### Directions
Work out how many lines in the listing below include the word "班班有歌声". Give nothing but the number.

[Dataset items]
--- begin ---

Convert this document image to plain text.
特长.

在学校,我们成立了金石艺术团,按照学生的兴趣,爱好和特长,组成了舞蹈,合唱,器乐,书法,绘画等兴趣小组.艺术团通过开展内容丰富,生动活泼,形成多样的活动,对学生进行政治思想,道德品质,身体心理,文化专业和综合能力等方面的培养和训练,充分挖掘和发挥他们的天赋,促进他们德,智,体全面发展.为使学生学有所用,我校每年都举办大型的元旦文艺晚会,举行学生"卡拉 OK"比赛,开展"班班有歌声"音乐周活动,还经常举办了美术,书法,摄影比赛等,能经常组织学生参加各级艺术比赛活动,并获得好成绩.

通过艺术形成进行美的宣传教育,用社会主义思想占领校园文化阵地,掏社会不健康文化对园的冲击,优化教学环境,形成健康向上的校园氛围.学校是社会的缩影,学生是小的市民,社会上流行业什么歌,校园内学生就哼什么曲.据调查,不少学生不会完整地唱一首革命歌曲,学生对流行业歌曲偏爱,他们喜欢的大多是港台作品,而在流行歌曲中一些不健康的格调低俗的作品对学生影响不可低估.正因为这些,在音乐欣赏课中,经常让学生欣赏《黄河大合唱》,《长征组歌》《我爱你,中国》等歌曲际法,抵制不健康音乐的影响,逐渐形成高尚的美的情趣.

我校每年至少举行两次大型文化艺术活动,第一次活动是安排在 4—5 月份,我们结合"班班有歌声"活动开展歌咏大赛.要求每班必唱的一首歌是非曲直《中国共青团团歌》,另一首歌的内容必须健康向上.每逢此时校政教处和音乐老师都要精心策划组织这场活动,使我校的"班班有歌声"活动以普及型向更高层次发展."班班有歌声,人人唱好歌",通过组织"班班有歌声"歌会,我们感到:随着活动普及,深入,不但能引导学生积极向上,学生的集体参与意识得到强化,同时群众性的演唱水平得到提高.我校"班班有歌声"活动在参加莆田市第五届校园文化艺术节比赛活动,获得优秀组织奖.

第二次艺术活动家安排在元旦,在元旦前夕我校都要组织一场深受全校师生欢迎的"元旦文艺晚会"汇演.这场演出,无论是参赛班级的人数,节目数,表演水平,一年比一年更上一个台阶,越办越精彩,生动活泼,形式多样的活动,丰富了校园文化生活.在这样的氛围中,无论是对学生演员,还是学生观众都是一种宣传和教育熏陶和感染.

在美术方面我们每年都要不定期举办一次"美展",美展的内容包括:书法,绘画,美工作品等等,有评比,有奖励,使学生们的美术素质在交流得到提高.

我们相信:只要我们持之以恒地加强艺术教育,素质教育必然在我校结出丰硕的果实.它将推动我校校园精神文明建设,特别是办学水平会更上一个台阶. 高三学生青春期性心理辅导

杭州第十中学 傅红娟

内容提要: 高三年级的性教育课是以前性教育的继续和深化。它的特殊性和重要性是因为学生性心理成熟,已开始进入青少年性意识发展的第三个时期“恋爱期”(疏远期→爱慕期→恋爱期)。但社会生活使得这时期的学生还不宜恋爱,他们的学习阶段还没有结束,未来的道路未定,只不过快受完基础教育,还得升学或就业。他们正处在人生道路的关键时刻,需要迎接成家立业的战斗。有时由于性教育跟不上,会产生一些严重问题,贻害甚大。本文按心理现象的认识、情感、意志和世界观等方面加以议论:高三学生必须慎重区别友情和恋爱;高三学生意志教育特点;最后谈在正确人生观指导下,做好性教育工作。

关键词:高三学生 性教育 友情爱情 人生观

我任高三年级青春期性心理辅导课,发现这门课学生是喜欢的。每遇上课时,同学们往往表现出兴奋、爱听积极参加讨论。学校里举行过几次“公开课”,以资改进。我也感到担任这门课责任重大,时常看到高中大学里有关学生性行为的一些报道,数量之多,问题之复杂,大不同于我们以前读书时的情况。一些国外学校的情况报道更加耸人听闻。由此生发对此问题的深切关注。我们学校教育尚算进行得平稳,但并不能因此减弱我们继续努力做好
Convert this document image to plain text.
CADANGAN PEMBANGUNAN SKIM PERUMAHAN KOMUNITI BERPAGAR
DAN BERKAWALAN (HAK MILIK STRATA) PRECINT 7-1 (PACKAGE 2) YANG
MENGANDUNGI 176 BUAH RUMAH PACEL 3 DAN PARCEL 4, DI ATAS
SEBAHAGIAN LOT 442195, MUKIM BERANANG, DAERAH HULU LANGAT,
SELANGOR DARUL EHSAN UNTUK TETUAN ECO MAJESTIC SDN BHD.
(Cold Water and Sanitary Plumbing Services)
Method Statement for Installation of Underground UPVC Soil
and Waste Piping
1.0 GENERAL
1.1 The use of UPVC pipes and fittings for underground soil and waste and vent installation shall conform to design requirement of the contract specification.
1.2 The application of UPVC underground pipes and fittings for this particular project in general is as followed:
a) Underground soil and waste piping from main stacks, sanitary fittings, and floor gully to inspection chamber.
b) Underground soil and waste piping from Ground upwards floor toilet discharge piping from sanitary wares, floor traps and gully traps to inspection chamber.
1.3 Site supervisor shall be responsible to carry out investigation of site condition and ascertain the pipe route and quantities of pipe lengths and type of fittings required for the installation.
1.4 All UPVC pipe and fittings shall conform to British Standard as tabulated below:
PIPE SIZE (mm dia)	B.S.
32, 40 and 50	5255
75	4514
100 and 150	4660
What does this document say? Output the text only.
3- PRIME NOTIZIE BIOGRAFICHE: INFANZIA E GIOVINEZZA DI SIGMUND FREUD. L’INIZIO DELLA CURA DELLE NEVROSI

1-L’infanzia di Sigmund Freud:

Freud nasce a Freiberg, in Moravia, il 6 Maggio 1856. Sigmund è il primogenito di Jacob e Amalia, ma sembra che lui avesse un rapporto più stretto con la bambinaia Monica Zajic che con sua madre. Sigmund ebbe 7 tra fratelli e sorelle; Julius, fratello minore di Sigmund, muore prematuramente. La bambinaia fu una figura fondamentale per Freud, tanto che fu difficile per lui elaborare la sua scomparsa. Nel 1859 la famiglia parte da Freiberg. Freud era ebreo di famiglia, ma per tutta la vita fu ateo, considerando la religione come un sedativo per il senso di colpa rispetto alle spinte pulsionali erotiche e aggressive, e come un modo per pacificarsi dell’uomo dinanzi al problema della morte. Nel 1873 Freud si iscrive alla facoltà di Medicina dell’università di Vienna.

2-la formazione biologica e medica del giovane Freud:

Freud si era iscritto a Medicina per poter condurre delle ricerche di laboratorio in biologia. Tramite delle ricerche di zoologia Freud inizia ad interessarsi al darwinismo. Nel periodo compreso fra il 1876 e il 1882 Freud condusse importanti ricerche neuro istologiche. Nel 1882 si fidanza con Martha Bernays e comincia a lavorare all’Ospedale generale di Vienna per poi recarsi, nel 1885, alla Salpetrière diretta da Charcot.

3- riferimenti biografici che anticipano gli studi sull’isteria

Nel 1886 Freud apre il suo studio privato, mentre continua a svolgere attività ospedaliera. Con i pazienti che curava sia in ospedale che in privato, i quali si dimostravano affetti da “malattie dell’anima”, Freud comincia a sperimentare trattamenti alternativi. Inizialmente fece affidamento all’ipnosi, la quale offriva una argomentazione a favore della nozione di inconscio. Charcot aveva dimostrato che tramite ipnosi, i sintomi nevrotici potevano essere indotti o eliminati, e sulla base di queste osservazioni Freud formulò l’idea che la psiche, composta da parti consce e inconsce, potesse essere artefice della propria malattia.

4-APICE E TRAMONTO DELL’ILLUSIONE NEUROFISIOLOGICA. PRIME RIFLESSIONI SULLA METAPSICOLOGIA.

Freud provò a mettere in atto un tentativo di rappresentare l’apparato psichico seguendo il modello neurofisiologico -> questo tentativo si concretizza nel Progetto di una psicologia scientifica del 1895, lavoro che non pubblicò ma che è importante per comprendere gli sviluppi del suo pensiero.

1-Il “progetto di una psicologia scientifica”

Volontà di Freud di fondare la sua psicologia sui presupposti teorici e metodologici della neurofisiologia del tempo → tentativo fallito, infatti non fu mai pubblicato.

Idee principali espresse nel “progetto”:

--- end ---

### Result of this exercise
2